WHAT THE TASK REQUIRES – Repeat the material exactly, leaving nothing out.

=-=-=

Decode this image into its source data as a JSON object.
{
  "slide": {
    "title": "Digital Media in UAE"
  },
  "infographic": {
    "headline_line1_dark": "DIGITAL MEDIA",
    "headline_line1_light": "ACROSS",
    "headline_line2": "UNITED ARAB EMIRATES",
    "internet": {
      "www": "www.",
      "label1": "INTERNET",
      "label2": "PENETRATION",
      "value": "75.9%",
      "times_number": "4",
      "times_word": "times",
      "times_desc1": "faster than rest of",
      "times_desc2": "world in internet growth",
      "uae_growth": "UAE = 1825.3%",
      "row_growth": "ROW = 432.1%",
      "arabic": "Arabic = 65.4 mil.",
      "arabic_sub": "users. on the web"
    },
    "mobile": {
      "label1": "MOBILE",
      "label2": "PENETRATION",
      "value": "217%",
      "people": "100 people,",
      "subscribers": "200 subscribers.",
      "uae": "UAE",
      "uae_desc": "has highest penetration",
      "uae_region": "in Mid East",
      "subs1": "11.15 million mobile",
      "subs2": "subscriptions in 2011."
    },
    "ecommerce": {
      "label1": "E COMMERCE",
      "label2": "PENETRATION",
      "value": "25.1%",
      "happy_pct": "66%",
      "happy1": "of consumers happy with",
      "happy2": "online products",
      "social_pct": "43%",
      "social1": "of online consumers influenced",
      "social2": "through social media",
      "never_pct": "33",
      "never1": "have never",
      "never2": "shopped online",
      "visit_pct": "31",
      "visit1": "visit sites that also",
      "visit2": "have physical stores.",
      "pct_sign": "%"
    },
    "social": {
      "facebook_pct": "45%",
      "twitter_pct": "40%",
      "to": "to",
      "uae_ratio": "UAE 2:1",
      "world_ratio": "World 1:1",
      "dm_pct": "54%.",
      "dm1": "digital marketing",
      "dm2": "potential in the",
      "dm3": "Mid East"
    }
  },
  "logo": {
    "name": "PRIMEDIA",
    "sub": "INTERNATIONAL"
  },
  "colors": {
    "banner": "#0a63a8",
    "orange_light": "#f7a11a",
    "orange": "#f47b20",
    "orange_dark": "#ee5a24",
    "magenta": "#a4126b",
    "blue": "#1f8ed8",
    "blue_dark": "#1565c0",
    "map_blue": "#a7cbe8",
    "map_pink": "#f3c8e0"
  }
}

=-=-=

RESPONSE TO THE TASK –
Decode this image into its source data as a JSON object.
{
  "slide": {
    "title": "Digital Media in UAE"
  },
  "infographic": {
    "headline_line1_dark": "DIGITAL MEDIA",
    "headline_line1_light": "ACROSS",
    "headline_line2": "UNITED ARAB EMIRATES",
    "internet": {
      "www": "www.",
      "label1": "INTERNET",
      "label2": "PENETRATION",
      "value": "75.9%",
      "times_number": "4",
      "times_word": "times",
      "times_desc1": "faster than rest of",
      "times_desc2": "world in internet growth",
      "uae_growth": "UAE = 1825.3%",
      "row_growth": "ROW = 432.1%",
      "arabic": "Arabic = 65.4 mil.",
      "arabic_sub": "users. on the web"
    },
    "mobile": {
      "label1": "MOBILE",
      "label2": "PENETRATION",
      "value": "217%",
      "people": "100 people,",
      "subscribers": "200 subscribers.",
      "uae": "UAE",
      "uae_desc": "has highest penetration",
      "uae_region": "in Mid East",
      "subs1": "11.15 million mobile",
      "subs2": "subscriptions in 2011."
    },
    "ecommerce": {
      "label1": "E COMMERCE",
      "label2": "PENETRATION",
      "value": "25.1%",
      "happy_pct": "66%",
      "happy1": "of consumers happy with",
      "happy2": "online products",
      "social_pct": "43%",
      "social1": "of online consumers influenced",
      "social2": "through social media",
      "never_pct": "33",
      "never1": "have never",
      "never2": "shopped online",
      "visit_pct": "31",
      "visit1": "visit sites that also",
      "visit2": "have physical stores.",
      "pct_sign": "%"
    },
    "social": {
      "facebook_pct": "45%",
      "twitter_pct": "40%",
      "to": "to",
      "uae_ratio": "UAE 2:1",
      "world_ratio": "World 1:1",
      "dm_pct": "54%.",
      "dm1": "digital marketing",
      "dm2": "potential in the",
      "dm3": "Mid East"
    }
  },
  "logo": {
    "name": "PRIMEDIA",
    "sub": "INTERNATIONAL"
  },
  "colors": {
    "banner": "#0a63a8",
    "orange_light": "#f7a11a",
    "orange": "#f47b20",
    "orange_dark": "#ee5a24",
    "magenta": "#a4126b",
    "blue": "#1f8ed8",
    "blue_dark": "#1565c0",
    "map_blue": "#a7cbe8",
    "map_pink": "#f3c8e0"
  }
}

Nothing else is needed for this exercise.